文書抜粋:
┌──

鋼・コンクリートのハイブリッド床版で車の荷重に抵抗
――ちなみに「SCデッキ」はどういった床版なのでしょうか。
枝元氏 橋の床構造の一部を床版と呼んでいますが、例えば、一般的な鉄筋コンクリート床版では木製の型枠内に鉄筋を組み立て、そこにコンクリートを流し込んで、1ヶ月ほどかけて固めることで床版が完成します。この木製の型枠を鋼製の型枠に変え、型枠自体を補強材としコンクリートと一体化した構造でクルマなどの荷重に抵抗する床版形式を鋼・コンクリート合成床版と呼び、その製品の一つが「SCデッキ」です。国土交通省などの現場で活用されています。

「SCデッキ」

「SCデッキ」の実工事現場
2025年春にも本格稼働を目指す
――試験の手ごたえはいかがですか。
枝元氏 実験開始当初は約800㎜角の試験板でテスト行っていましたが、ロボットが動かすスプレーガンの速度やパターンの調節を計画的に繰り返し、塗装工と同等の品質を確保できるようになったことから、実際の製品を対象とした段階に入りました。夏場の実験を終え、冬を迎え外気温が低下すると、塗料の性質も変化するため、冬場の環境に即した実験を行います。冬でも所定の塗装品質が確保できれば、2025年度から本格的な製品塗装に移行する予定です。
また、その先の予定として、ロボットによる塗装品質を高めながら、同時に塗着効率も高め、塗料の廃棄ロスの削減や有機溶剤使用量の最小化を図るなど、SDGsに寄与する取組みを進めていく予定です。ロボットにどう塗らせると、塗料廃棄ロスを削減できるか、また、そのためにロボットをどう動かすことが最適か、などを探求し改善していくことが、若手技術者の新たな職域になるとも期待しています。

└──

課題一覧:
(a) SCデッキの記事から、「鋼・コンクリートのハイブリッド床版で車の荷重に抵抗」から「製品塗装に移行する予定です。」までを一字も変えずに抜き出しなさい。
(b) SCデッキの記事を、最後に示された文の後から書き継ぎなさい。

提供資料:
┌──

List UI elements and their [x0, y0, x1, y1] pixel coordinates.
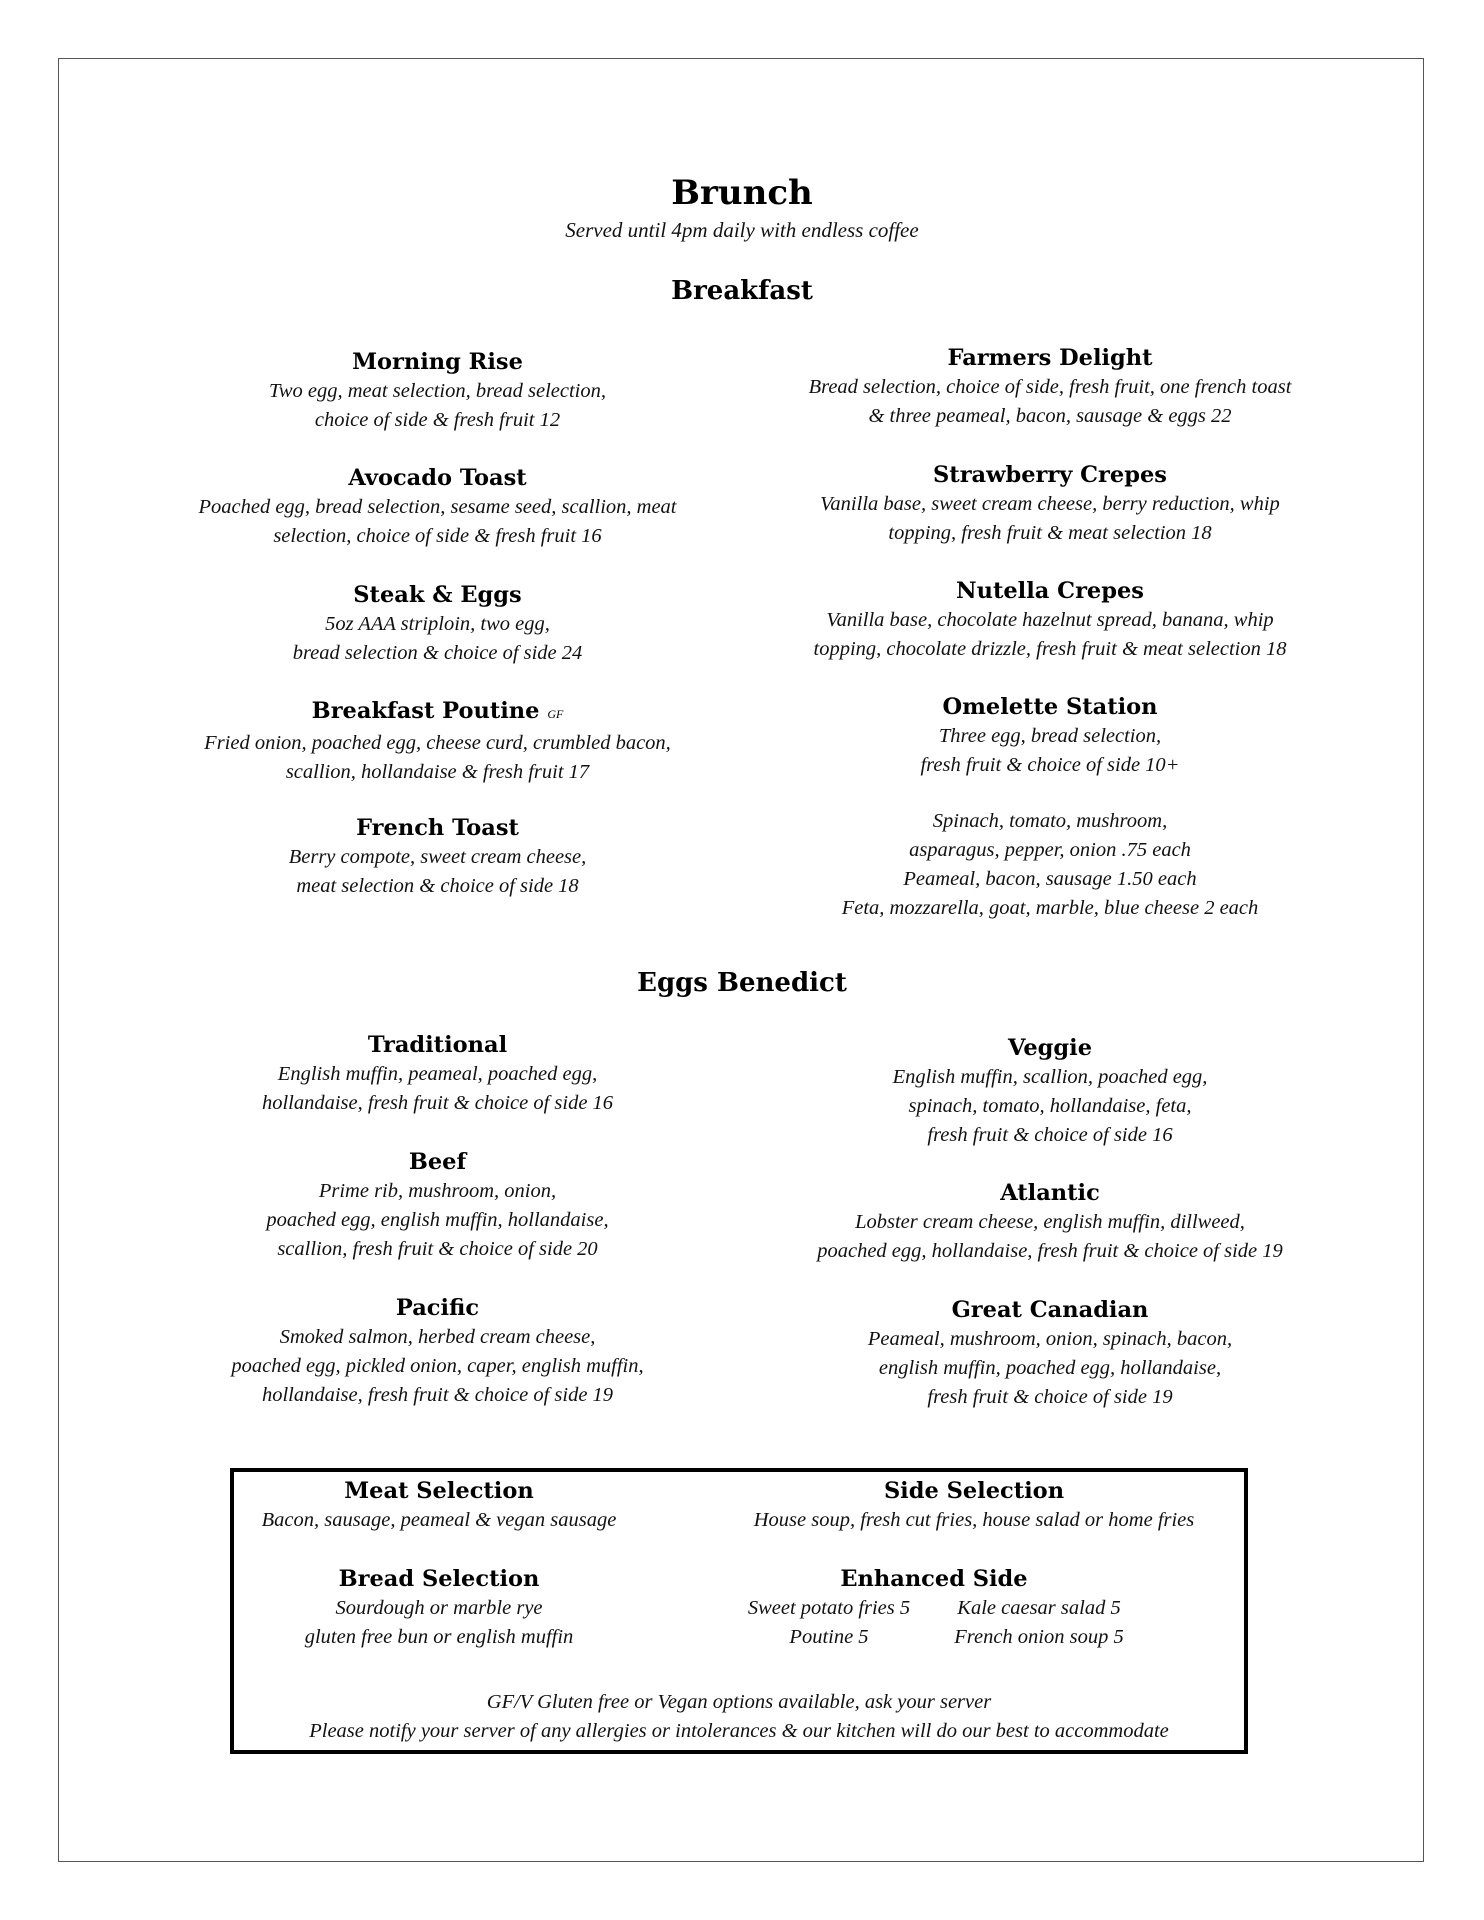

└──

課題の解答:
(a)
鋼・コンクリートのハイブリッド床版で車の荷重に抵抗
――ちなみに「SCデッキ」はどういった床版なのでしょうか。
枝元氏 橋の床構造の一部を床版と呼んでいますが、例えば、一般的な鉄筋コンクリート床版では木製の型枠内に鉄筋を組み立て、そこにコンクリートを流し込んで、1ヶ月ほどかけて固めることで床版が完成します。この木製の型枠を鋼製の型枠に変え、型枠自体を補強材としコンクリートと一体化した構造でクルマなどの荷重に抵抗する床版形式を鋼・コンクリート合成床版と呼び、その製品の一つが「SCデッキ」です。国土交通省などの現場で活用されています。

「SCデッキ」

「SCデッキ」の実工事現場
2025年春にも本格稼働を目指す
――試験の手ごたえはいかがですか。
枝元氏 実験開始当初は約800㎜角の試験板でテスト行っていましたが、ロボットが動かすスプレーガンの速度やパターンの調節を計画的に繰り返し、塗装工と同等の品質を確保できるようになったことから、実際の製品を対象とした段階に入りました。夏場の実験を終え、冬を迎え外気温が低下すると、塗料の性質も変化するため、冬場の環境に即した実験を行います。冬でも所定の塗装品質が確保できれば、2025年度から本格的な製品塗装に移行する予定です。

(b)
――共同開発した常盤電機の役割はいかがですか?
枝元氏 工場へのロボット導入に先立ち、常盤電機のロボット塗装ブースをお借りして試験板を持ち込み、ロボット塗装の経験豊富な同社のアドバイスや作業協力を得ながら、塗装ロボットを動かす際のベースとなる初期設定条件を決めるための試験塗装を行いました。
塗装ロボット自体は維持管理の容易さを考え、専用のものを開発するのではなく市販製品を利用していますが、ロボット自体が縦横にここまで大きく可動して塗装するシステムはあまり事例がありません。近い事例としては、新幹線の車両塗装において、レールの上を走る台車の上に塗装ロボットを設置し、台車が少しずつ動きながら新幹線の複雑な形状の車両を塗装する事例があります。その実績を常盤電機さんがお持ちであり、ロボットや移動台車のノウハウもお持ちです。同社の本社がある岐阜県可児市と当社の富山工場は近く、トラブル対応や技術相談なども迅速に対処していただけるので、常盤電機をパートナーとしてご協力をいただきました。
――川田テクノロジーズの役割は?
枝元氏 SCデッキのパネル1枚は約2tの重さがあるのですが、川田テクノロジーズには、この重いパネルを建屋の外で受け取り、建屋の中へ自動搬送するためのレールシステムの設計を担当してもらい、装置の製造は日立産機システムに請け負ってもらいました。
――これからは外部との企業との連携が増えてくると思うのですが。
枝元氏 現在、たとえば製品の塗装がどこまで完了したのか、また塗り重ねが何層目まで完了したかのチェックは人が行っていますが、複数のIoTセンサーを使用することで、塗装の完了状態を遠隔地からリアルタイムに可視化し、生産工程全体の最適化にフィードバックするという工程管理面での活用に向けて、IT企業などとの連携にも積極的に取り組んでいきたいと考えています。
塗膜厚の「自動検査ロボット」の開発ではレールなしで、床の上を自走しながら、アームを伸ばし、検査するロボットをイメージしていますので、自動運転の技術が必要です。また、IoTの複数のセンターをもとに情報を取得し、その情報で機械をどう動かすかがポイントになります。そこで機械が自分自身で周辺環境を認識しながら動く技術を保有する企業などの技術も取り入れながら、開発を進めていきたいと考えています。
今、異業種の様々な企業やスタートアップがAIやIoT技術を活用したサービスを提供していますので、お力を貸して下さる企業との協業を積極的に図っていきたいですね。
――開発部はどのような部署ですか。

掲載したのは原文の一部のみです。